● Data:
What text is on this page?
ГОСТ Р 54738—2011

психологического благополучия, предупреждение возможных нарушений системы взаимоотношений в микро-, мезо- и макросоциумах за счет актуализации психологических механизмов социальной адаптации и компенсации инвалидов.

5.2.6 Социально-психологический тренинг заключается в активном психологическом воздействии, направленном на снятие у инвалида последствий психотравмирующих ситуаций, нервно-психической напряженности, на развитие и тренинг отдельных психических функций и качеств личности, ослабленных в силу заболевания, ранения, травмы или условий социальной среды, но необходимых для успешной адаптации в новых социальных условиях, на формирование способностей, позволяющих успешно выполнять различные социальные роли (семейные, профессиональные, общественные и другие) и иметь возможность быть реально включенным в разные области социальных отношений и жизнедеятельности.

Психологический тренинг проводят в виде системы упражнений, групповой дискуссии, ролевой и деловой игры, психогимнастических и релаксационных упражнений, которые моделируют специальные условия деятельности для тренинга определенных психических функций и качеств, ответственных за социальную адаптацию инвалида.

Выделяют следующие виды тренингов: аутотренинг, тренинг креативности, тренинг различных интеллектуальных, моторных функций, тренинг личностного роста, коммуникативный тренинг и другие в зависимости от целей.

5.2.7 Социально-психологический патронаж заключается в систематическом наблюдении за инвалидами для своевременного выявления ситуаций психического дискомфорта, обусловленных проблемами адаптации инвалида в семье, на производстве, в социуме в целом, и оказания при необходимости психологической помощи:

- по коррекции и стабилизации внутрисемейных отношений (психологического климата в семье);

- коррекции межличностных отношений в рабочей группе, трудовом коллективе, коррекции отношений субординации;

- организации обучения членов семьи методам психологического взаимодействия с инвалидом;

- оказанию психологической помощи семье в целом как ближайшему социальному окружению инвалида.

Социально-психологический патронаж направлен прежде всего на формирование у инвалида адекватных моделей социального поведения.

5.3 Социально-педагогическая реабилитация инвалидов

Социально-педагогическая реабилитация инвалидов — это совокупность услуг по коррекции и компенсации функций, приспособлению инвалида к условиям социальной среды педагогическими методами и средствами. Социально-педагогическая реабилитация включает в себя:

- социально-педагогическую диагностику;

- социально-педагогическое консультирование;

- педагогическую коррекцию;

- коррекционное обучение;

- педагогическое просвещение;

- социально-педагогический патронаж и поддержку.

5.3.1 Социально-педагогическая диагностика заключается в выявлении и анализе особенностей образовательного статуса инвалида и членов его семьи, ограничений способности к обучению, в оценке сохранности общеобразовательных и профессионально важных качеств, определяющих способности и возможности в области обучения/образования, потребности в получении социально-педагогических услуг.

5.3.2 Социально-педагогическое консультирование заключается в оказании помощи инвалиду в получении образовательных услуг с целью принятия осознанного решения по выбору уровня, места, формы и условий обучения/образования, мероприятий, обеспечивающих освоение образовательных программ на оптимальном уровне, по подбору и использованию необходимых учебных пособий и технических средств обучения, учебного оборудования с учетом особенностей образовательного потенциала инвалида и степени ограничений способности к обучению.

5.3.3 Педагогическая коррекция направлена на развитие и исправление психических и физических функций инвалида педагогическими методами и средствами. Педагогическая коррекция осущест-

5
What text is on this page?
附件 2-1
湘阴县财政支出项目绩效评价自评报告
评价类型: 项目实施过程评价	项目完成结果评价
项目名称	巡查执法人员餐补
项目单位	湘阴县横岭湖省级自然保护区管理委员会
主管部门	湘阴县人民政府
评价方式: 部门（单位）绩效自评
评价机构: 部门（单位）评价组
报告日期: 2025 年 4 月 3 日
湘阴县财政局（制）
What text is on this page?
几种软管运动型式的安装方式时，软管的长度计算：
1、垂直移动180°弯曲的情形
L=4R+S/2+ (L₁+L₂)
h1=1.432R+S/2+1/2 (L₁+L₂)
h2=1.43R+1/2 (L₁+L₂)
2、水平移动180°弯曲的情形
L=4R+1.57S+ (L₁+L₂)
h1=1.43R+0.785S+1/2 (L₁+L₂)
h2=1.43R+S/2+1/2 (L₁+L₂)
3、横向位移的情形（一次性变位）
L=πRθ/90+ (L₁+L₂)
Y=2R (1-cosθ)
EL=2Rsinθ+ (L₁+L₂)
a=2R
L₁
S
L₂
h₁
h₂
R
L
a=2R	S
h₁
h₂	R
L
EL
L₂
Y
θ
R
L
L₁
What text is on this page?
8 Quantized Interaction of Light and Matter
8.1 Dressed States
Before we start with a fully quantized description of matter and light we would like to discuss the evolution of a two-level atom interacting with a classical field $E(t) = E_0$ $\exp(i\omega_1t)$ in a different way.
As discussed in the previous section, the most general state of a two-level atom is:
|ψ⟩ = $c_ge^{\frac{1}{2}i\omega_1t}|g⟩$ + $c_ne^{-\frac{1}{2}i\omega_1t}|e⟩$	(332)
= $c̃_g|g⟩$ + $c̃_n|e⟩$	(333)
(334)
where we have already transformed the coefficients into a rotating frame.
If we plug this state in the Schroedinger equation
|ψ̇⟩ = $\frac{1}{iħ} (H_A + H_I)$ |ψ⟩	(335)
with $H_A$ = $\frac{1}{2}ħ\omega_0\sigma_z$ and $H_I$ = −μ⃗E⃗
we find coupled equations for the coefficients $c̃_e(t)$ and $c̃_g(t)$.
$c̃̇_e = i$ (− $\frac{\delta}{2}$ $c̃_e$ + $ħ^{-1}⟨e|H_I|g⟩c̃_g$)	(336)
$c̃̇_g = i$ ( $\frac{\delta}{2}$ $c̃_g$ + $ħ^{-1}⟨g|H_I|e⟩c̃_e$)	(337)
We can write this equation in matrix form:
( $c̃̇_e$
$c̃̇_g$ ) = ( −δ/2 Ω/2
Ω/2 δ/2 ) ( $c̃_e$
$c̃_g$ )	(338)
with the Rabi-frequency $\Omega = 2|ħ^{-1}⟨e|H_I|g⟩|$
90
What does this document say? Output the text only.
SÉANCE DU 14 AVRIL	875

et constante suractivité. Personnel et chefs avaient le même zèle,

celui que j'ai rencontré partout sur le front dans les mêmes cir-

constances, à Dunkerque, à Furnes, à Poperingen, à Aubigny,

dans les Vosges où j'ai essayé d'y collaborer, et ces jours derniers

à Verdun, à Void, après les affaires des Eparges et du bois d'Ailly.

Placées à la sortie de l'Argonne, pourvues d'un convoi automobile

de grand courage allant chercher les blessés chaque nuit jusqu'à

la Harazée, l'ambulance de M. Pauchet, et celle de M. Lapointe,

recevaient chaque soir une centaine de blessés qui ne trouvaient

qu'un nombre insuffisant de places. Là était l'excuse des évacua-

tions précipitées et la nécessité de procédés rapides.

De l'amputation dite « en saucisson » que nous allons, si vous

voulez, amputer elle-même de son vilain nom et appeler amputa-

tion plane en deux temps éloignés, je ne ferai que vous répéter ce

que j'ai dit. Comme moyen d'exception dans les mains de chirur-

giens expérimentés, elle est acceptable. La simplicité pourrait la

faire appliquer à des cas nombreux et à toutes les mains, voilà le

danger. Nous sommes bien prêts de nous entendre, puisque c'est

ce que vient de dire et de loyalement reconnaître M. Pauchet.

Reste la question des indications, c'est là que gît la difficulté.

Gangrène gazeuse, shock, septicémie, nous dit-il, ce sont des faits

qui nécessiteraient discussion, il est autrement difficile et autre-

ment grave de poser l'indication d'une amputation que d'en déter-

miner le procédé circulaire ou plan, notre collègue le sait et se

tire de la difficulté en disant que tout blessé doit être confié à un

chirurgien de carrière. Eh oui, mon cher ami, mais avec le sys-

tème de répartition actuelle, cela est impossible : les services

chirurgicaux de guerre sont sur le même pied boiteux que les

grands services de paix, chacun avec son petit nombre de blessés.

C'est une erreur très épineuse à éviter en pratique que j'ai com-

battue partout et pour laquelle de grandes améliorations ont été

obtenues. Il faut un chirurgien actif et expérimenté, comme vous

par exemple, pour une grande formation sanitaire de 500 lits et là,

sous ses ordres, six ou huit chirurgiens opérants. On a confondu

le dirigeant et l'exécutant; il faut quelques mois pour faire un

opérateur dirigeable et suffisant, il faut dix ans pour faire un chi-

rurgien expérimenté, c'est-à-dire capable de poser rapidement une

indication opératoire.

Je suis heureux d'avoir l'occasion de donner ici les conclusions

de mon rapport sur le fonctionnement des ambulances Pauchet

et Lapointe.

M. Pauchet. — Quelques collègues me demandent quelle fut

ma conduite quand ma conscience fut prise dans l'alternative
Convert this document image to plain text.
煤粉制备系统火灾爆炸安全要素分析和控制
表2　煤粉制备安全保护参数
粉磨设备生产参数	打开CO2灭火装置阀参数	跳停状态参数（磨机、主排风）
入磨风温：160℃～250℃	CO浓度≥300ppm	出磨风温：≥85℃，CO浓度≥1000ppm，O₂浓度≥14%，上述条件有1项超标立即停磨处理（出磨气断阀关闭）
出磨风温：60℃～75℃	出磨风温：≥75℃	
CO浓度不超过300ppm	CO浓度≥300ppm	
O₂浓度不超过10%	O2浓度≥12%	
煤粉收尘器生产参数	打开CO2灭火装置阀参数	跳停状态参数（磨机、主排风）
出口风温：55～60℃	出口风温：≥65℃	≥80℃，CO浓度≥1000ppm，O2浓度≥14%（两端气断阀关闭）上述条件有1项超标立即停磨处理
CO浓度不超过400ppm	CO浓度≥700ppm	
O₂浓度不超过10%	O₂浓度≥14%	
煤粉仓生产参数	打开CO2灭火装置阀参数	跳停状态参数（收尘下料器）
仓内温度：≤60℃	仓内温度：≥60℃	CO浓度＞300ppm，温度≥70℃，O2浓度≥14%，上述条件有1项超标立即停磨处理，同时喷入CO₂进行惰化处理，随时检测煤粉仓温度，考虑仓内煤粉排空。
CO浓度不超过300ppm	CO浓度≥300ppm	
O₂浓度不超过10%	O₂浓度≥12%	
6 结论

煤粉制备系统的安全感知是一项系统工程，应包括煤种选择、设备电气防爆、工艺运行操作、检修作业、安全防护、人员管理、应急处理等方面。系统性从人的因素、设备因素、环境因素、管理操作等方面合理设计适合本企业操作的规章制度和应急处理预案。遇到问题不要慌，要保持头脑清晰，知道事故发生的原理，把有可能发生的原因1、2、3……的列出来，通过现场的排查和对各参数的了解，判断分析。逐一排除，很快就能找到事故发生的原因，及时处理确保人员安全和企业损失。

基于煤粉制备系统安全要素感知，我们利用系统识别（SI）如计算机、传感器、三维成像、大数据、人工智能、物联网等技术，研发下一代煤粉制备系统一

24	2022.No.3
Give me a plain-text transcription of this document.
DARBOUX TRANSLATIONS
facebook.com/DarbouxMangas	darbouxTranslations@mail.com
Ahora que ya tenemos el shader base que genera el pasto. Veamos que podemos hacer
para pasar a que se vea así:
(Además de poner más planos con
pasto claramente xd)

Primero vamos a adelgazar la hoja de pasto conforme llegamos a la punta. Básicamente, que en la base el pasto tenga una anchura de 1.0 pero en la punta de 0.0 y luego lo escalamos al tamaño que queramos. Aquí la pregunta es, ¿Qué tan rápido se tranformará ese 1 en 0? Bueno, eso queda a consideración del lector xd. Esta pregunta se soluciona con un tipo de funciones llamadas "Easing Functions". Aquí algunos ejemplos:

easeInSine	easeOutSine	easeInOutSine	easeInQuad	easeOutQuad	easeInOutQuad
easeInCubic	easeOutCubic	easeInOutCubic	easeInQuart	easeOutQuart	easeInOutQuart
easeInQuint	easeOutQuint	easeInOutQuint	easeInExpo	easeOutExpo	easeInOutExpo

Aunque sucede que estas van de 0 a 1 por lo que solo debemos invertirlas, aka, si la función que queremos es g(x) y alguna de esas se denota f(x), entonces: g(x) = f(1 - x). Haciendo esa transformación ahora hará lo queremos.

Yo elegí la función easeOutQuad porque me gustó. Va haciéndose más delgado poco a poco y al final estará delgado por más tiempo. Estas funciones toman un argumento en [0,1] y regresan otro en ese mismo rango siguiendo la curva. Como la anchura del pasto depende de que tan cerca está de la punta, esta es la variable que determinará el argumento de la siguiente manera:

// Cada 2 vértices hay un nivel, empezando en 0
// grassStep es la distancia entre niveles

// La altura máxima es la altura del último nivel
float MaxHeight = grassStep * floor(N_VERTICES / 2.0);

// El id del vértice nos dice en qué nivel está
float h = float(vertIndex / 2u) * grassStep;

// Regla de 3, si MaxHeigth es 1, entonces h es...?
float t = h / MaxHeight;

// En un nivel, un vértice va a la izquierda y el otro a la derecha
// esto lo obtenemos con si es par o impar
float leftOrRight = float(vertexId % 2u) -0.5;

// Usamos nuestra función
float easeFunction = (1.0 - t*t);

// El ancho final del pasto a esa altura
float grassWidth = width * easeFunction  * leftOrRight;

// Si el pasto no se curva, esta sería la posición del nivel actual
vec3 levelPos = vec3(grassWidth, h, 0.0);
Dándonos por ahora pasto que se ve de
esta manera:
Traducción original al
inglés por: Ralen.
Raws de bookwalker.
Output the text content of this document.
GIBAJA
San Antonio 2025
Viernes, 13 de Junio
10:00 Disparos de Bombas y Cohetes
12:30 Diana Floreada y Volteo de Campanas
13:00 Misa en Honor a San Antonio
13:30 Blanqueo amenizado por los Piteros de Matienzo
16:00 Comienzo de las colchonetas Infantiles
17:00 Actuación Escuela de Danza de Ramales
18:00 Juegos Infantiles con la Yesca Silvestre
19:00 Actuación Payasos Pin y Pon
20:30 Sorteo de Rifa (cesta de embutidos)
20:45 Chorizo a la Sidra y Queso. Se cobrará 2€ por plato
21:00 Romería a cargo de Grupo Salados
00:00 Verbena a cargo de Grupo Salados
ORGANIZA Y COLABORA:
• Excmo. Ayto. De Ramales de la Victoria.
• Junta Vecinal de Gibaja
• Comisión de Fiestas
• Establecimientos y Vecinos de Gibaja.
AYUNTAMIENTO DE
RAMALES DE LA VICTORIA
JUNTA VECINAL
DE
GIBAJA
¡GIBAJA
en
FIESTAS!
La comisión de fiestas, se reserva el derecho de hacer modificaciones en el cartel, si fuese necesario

● What is required:
Select and copy every line of the material that holds the string "plain".

● Output below:
Convert this document image to plain text.
Give me a plain-text transcription of this document.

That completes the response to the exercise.